_Directions for this task_.
From the line that contains "Transcribe this image's" through the closing line of the entries, write out each line exactly; pictures stay out.

_Data shown_.
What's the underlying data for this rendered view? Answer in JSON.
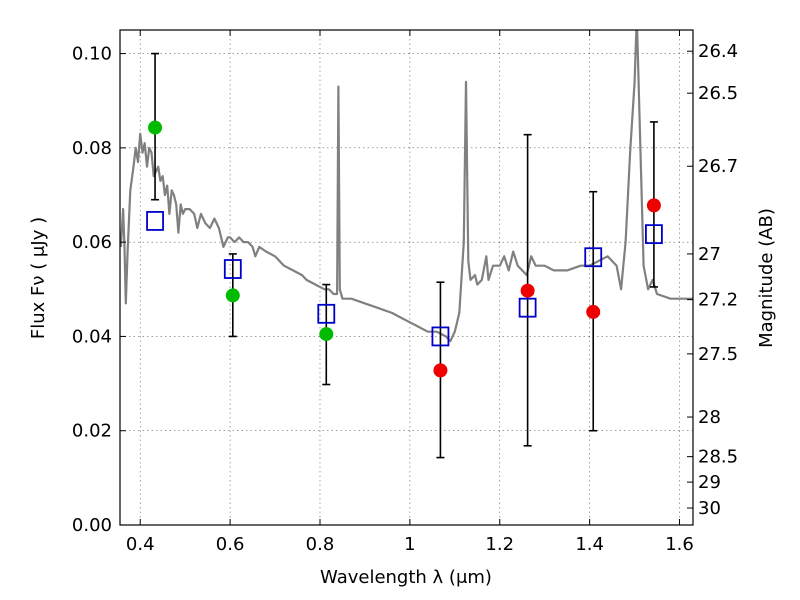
{
  "chart_data": {
    "type": "scatter",
    "xlabel": "Wavelength  λ (μm)",
    "ylabel": "Flux  Fν  ( μJy )",
    "ylabel_right": "Magnitude (AB)",
    "xlim": [
      0.355,
      1.63
    ],
    "ylim": [
      0.0,
      0.105
    ],
    "grid": true,
    "colors": {
      "template": "#808080",
      "model_box": "#0000cc",
      "green": "#00bb00",
      "red": "#ee0000",
      "errorbar": "#000000"
    },
    "x_ticks": [
      {
        "v": 0.4,
        "label": "0.4"
      },
      {
        "v": 0.6,
        "label": "0.6"
      },
      {
        "v": 0.8,
        "label": "0.8"
      },
      {
        "v": 1.0,
        "label": "1"
      },
      {
        "v": 1.2,
        "label": "1.2"
      },
      {
        "v": 1.4,
        "label": "1.4"
      },
      {
        "v": 1.6,
        "label": "1.6"
      }
    ],
    "y_ticks": [
      {
        "v": 0.0,
        "label": "0.00"
      },
      {
        "v": 0.02,
        "label": "0.02"
      },
      {
        "v": 0.04,
        "label": "0.04"
      },
      {
        "v": 0.06,
        "label": "0.06"
      },
      {
        "v": 0.08,
        "label": "0.08"
      },
      {
        "v": 0.1,
        "label": "0.10"
      }
    ],
    "mag_ticks": [
      {
        "v": 0.1005,
        "label": "26.4"
      },
      {
        "v": 0.0916,
        "label": "26.5"
      },
      {
        "v": 0.0761,
        "label": "26.7"
      },
      {
        "v": 0.0575,
        "label": "27"
      },
      {
        "v": 0.0478,
        "label": "27.2"
      },
      {
        "v": 0.0363,
        "label": "27.5"
      },
      {
        "v": 0.0229,
        "label": "28"
      },
      {
        "v": 0.0145,
        "label": "28.5"
      },
      {
        "v": 0.0091,
        "label": "29"
      },
      {
        "v": 0.0036,
        "label": "30"
      }
    ],
    "template_spectrum": [
      [
        0.357,
        0.059
      ],
      [
        0.362,
        0.067
      ],
      [
        0.365,
        0.059
      ],
      [
        0.368,
        0.047
      ],
      [
        0.372,
        0.058
      ],
      [
        0.378,
        0.071
      ],
      [
        0.385,
        0.076
      ],
      [
        0.39,
        0.08
      ],
      [
        0.395,
        0.077
      ],
      [
        0.4,
        0.083
      ],
      [
        0.405,
        0.079
      ],
      [
        0.41,
        0.081
      ],
      [
        0.415,
        0.076
      ],
      [
        0.42,
        0.08
      ],
      [
        0.425,
        0.079
      ],
      [
        0.43,
        0.074
      ],
      [
        0.435,
        0.075
      ],
      [
        0.44,
        0.076
      ],
      [
        0.445,
        0.073
      ],
      [
        0.45,
        0.074
      ],
      [
        0.455,
        0.07
      ],
      [
        0.46,
        0.072
      ],
      [
        0.465,
        0.066
      ],
      [
        0.47,
        0.071
      ],
      [
        0.475,
        0.07
      ],
      [
        0.48,
        0.068
      ],
      [
        0.485,
        0.062
      ],
      [
        0.49,
        0.068
      ],
      [
        0.495,
        0.066
      ],
      [
        0.5,
        0.067
      ],
      [
        0.51,
        0.067
      ],
      [
        0.52,
        0.066
      ],
      [
        0.527,
        0.063
      ],
      [
        0.535,
        0.066
      ],
      [
        0.545,
        0.064
      ],
      [
        0.555,
        0.063
      ],
      [
        0.565,
        0.065
      ],
      [
        0.575,
        0.063
      ],
      [
        0.585,
        0.059
      ],
      [
        0.595,
        0.061
      ],
      [
        0.6,
        0.061
      ],
      [
        0.61,
        0.06
      ],
      [
        0.62,
        0.061
      ],
      [
        0.63,
        0.06
      ],
      [
        0.64,
        0.06
      ],
      [
        0.65,
        0.059
      ],
      [
        0.656,
        0.057
      ],
      [
        0.665,
        0.059
      ],
      [
        0.68,
        0.058
      ],
      [
        0.7,
        0.057
      ],
      [
        0.72,
        0.055
      ],
      [
        0.74,
        0.054
      ],
      [
        0.76,
        0.053
      ],
      [
        0.77,
        0.052
      ],
      [
        0.79,
        0.051
      ],
      [
        0.81,
        0.05
      ],
      [
        0.82,
        0.05
      ],
      [
        0.83,
        0.049
      ],
      [
        0.838,
        0.049
      ],
      [
        0.841,
        0.093
      ],
      [
        0.844,
        0.05
      ],
      [
        0.85,
        0.048
      ],
      [
        0.87,
        0.048
      ],
      [
        0.9,
        0.047
      ],
      [
        0.93,
        0.046
      ],
      [
        0.96,
        0.045
      ],
      [
        0.98,
        0.044
      ],
      [
        1.0,
        0.043
      ],
      [
        1.02,
        0.042
      ],
      [
        1.04,
        0.041
      ],
      [
        1.06,
        0.041
      ],
      [
        1.08,
        0.04
      ],
      [
        1.09,
        0.039
      ],
      [
        1.1,
        0.041
      ],
      [
        1.11,
        0.045
      ],
      [
        1.12,
        0.06
      ],
      [
        1.125,
        0.094
      ],
      [
        1.13,
        0.056
      ],
      [
        1.135,
        0.052
      ],
      [
        1.145,
        0.053
      ],
      [
        1.15,
        0.051
      ],
      [
        1.16,
        0.052
      ],
      [
        1.17,
        0.057
      ],
      [
        1.175,
        0.052
      ],
      [
        1.185,
        0.055
      ],
      [
        1.2,
        0.055
      ],
      [
        1.21,
        0.057
      ],
      [
        1.22,
        0.054
      ],
      [
        1.23,
        0.058
      ],
      [
        1.24,
        0.055
      ],
      [
        1.25,
        0.054
      ],
      [
        1.26,
        0.053
      ],
      [
        1.27,
        0.057
      ],
      [
        1.28,
        0.055
      ],
      [
        1.3,
        0.055
      ],
      [
        1.32,
        0.054
      ],
      [
        1.35,
        0.054
      ],
      [
        1.38,
        0.055
      ],
      [
        1.4,
        0.055
      ],
      [
        1.42,
        0.056
      ],
      [
        1.44,
        0.057
      ],
      [
        1.46,
        0.055
      ],
      [
        1.47,
        0.05
      ],
      [
        1.475,
        0.055
      ],
      [
        1.48,
        0.06
      ],
      [
        1.49,
        0.079
      ],
      [
        1.5,
        0.094
      ],
      [
        1.505,
        0.108
      ],
      [
        1.51,
        0.09
      ],
      [
        1.52,
        0.055
      ],
      [
        1.53,
        0.05
      ],
      [
        1.54,
        0.052
      ],
      [
        1.55,
        0.049
      ],
      [
        1.58,
        0.048
      ],
      [
        1.63,
        0.048
      ]
    ],
    "model_boxes": [
      {
        "x": 0.433,
        "y": 0.0645
      },
      {
        "x": 0.606,
        "y": 0.0543
      },
      {
        "x": 0.814,
        "y": 0.0448
      },
      {
        "x": 1.068,
        "y": 0.04
      },
      {
        "x": 1.262,
        "y": 0.0461
      },
      {
        "x": 1.408,
        "y": 0.0568
      },
      {
        "x": 1.543,
        "y": 0.0617
      }
    ],
    "observed": [
      {
        "x": 0.433,
        "y": 0.0843,
        "color": "green",
        "err_lo": 0.069,
        "err_hi": 0.1
      },
      {
        "x": 0.606,
        "y": 0.0487,
        "color": "green",
        "err_lo": 0.04,
        "err_hi": 0.0575
      },
      {
        "x": 0.814,
        "y": 0.0405,
        "color": "green",
        "err_lo": 0.0298,
        "err_hi": 0.051
      },
      {
        "x": 1.068,
        "y": 0.0328,
        "color": "red",
        "err_lo": 0.0143,
        "err_hi": 0.0515
      },
      {
        "x": 1.262,
        "y": 0.0497,
        "color": "red",
        "err_lo": 0.0168,
        "err_hi": 0.0828
      },
      {
        "x": 1.408,
        "y": 0.0452,
        "color": "red",
        "err_lo": 0.02,
        "err_hi": 0.0707
      },
      {
        "x": 1.543,
        "y": 0.0678,
        "color": "red",
        "err_lo": 0.0505,
        "err_hi": 0.0855
      }
    ]
  }
}
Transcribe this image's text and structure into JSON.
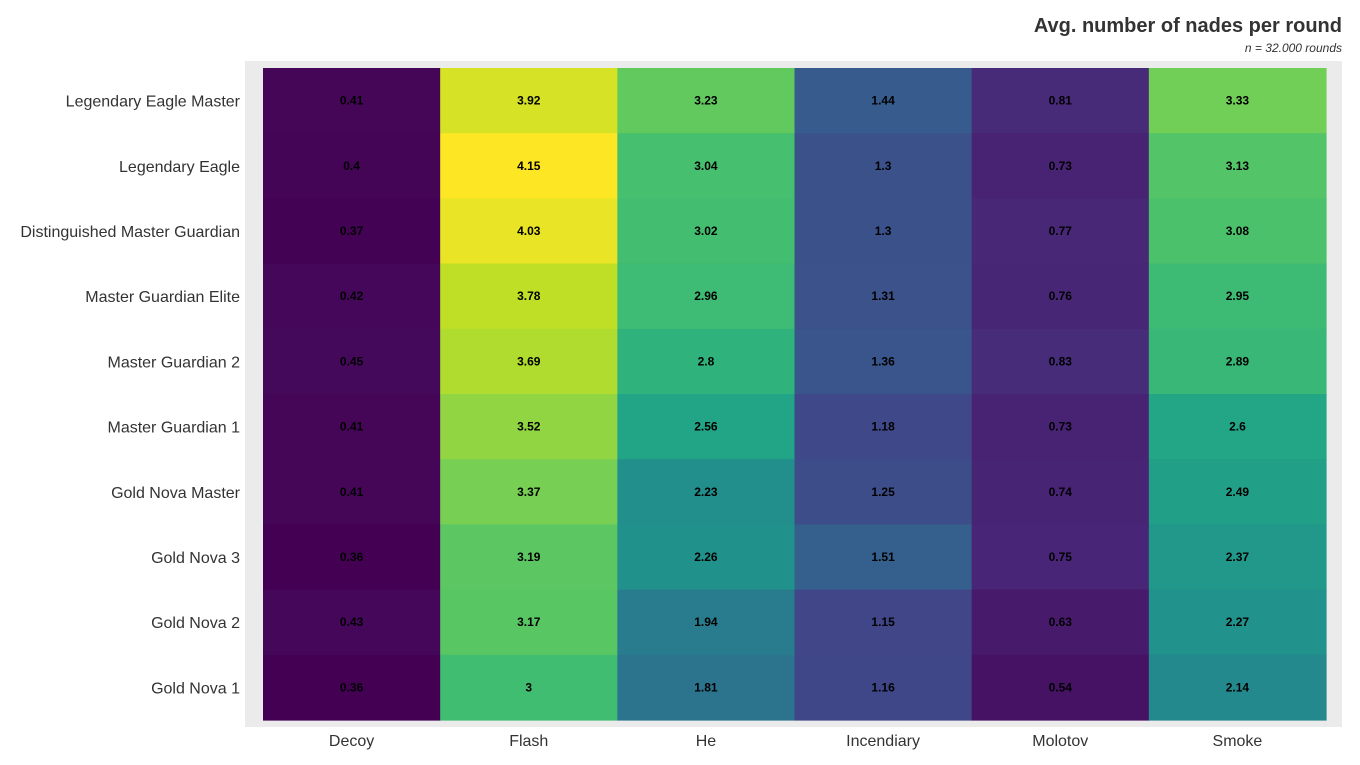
{
  "chart_data": {
    "type": "heatmap",
    "title": "Avg. number of nades per round",
    "subtitle": "n = 32.000 rounds",
    "colormap": "viridis",
    "value_range": [
      0.36,
      4.15
    ],
    "panel_background": "#ebebeb",
    "x_categories": [
      "Decoy",
      "Flash",
      "He",
      "Incendiary",
      "Molotov",
      "Smoke"
    ],
    "y_categories": [
      "Legendary Eagle Master",
      "Legendary Eagle",
      "Distinguished Master Guardian",
      "Master Guardian Elite",
      "Master Guardian 2",
      "Master Guardian 1",
      "Gold Nova Master",
      "Gold Nova 3",
      "Gold Nova 2",
      "Gold Nova 1"
    ],
    "values": [
      [
        0.41,
        3.92,
        3.23,
        1.44,
        0.81,
        3.33
      ],
      [
        0.4,
        4.15,
        3.04,
        1.3,
        0.73,
        3.13
      ],
      [
        0.37,
        4.03,
        3.02,
        1.3,
        0.77,
        3.08
      ],
      [
        0.42,
        3.78,
        2.96,
        1.31,
        0.76,
        2.95
      ],
      [
        0.45,
        3.69,
        2.8,
        1.36,
        0.83,
        2.89
      ],
      [
        0.41,
        3.52,
        2.56,
        1.18,
        0.73,
        2.6
      ],
      [
        0.41,
        3.37,
        2.23,
        1.25,
        0.74,
        2.49
      ],
      [
        0.36,
        3.19,
        2.26,
        1.51,
        0.75,
        2.37
      ],
      [
        0.43,
        3.17,
        1.94,
        1.15,
        0.63,
        2.27
      ],
      [
        0.36,
        3,
        1.81,
        1.16,
        0.54,
        2.14
      ]
    ],
    "grid": false,
    "legend": "none"
  }
}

_Response to the task_.
Transcribe this image's text and structure into JSON.
{
  "chart_data": {
    "type": "heatmap",
    "title": "Avg. number of nades per round",
    "subtitle": "n = 32.000 rounds",
    "colormap": "viridis",
    "value_range": [
      0.36,
      4.15
    ],
    "panel_background": "#ebebeb",
    "x_categories": [
      "Decoy",
      "Flash",
      "He",
      "Incendiary",
      "Molotov",
      "Smoke"
    ],
    "y_categories": [
      "Legendary Eagle Master",
      "Legendary Eagle",
      "Distinguished Master Guardian",
      "Master Guardian Elite",
      "Master Guardian 2",
      "Master Guardian 1",
      "Gold Nova Master",
      "Gold Nova 3",
      "Gold Nova 2",
      "Gold Nova 1"
    ],
    "values": [
      [
        0.41,
        3.92,
        3.23,
        1.44,
        0.81,
        3.33
      ],
      [
        0.4,
        4.15,
        3.04,
        1.3,
        0.73,
        3.13
      ],
      [
        0.37,
        4.03,
        3.02,
        1.3,
        0.77,
        3.08
      ],
      [
        0.42,
        3.78,
        2.96,
        1.31,
        0.76,
        2.95
      ],
      [
        0.45,
        3.69,
        2.8,
        1.36,
        0.83,
        2.89
      ],
      [
        0.41,
        3.52,
        2.56,
        1.18,
        0.73,
        2.6
      ],
      [
        0.41,
        3.37,
        2.23,
        1.25,
        0.74,
        2.49
      ],
      [
        0.36,
        3.19,
        2.26,
        1.51,
        0.75,
        2.37
      ],
      [
        0.43,
        3.17,
        1.94,
        1.15,
        0.63,
        2.27
      ],
      [
        0.36,
        3,
        1.81,
        1.16,
        0.54,
        2.14
      ]
    ],
    "grid": false,
    "legend": "none"
  }
}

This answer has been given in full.